__REQUEST__. Send back the entries below exactly as they appear.

------ EXERCISE MATERIAL ------

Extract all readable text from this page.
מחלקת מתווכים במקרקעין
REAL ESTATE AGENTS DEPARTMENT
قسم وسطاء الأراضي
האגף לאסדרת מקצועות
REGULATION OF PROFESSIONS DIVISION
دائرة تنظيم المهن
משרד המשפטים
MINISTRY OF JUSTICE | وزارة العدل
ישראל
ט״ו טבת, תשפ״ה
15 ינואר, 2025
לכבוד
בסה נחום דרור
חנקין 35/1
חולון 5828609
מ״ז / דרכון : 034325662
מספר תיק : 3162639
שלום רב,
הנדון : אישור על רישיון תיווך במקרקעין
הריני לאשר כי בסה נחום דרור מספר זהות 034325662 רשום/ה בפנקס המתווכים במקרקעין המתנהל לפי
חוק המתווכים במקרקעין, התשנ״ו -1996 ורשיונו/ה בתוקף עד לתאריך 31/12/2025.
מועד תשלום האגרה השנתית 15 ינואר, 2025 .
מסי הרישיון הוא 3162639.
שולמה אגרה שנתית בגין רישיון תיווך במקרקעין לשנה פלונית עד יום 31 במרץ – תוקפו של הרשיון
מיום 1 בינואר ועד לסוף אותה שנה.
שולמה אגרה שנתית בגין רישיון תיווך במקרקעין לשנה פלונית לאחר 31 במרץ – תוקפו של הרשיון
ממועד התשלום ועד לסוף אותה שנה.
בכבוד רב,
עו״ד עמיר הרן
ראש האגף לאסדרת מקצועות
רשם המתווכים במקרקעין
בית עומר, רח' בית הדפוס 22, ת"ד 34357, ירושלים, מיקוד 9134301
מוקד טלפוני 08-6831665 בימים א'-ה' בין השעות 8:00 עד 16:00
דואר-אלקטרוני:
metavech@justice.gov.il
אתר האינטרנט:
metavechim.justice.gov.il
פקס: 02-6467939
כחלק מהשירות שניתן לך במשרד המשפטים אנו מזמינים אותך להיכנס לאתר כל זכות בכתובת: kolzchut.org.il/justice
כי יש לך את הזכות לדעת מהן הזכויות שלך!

------

__EXERCISE RESPONSE__.
Extract all readable text from this page.
מחלקת מתווכים במקרקעין
REAL ESTATE AGENTS DEPARTMENT
قسم وسطاء الأراضي
האגף לאסדרת מקצועות
REGULATION OF PROFESSIONS DIVISION
دائرة تنظيم المهن
משרד המשפטים
MINISTRY OF JUSTICE | وزارة العدل
ישראל
ט״ו טבת, תשפ״ה
15 ינואר, 2025
לכבוד
בסה נחום דרור
חנקין 35/1
חולון 5828609
מ״ז / דרכון : 034325662
מספר תיק : 3162639
שלום רב,
הנדון : אישור על רישיון תיווך במקרקעין
הריני לאשר כי בסה נחום דרור מספר זהות 034325662 רשום/ה בפנקס המתווכים במקרקעין המתנהל לפי
חוק המתווכים במקרקעין, התשנ״ו -1996 ורשיונו/ה בתוקף עד לתאריך 31/12/2025.
מועד תשלום האגרה השנתית 15 ינואר, 2025 .
מסי הרישיון הוא 3162639.
שולמה אגרה שנתית בגין רישיון תיווך במקרקעין לשנה פלונית עד יום 31 במרץ – תוקפו של הרשיון
מיום 1 בינואר ועד לסוף אותה שנה.
שולמה אגרה שנתית בגין רישיון תיווך במקרקעין לשנה פלונית לאחר 31 במרץ – תוקפו של הרשיון
ממועד התשלום ועד לסוף אותה שנה.
בכבוד רב,
עו״ד עמיר הרן
ראש האגף לאסדרת מקצועות
רשם המתווכים במקרקעין
בית עומר, רח' בית הדפוס 22, ת"ד 34357, ירושלים, מיקוד 9134301
מוקד טלפוני 08-6831665 בימים א'-ה' בין השעות 8:00 עד 16:00
דואר-אלקטרוני:
metavech@justice.gov.il
אתר האינטרנט:
metavechim.justice.gov.il
פקס: 02-6467939
כחלק מהשירות שניתן לך במשרד המשפטים אנו מזמינים אותך להיכנס לאתר כל זכות בכתובת: kolzchut.org.il/justice
כי יש לך את הזכות לדעת מהן הזכויות שלך!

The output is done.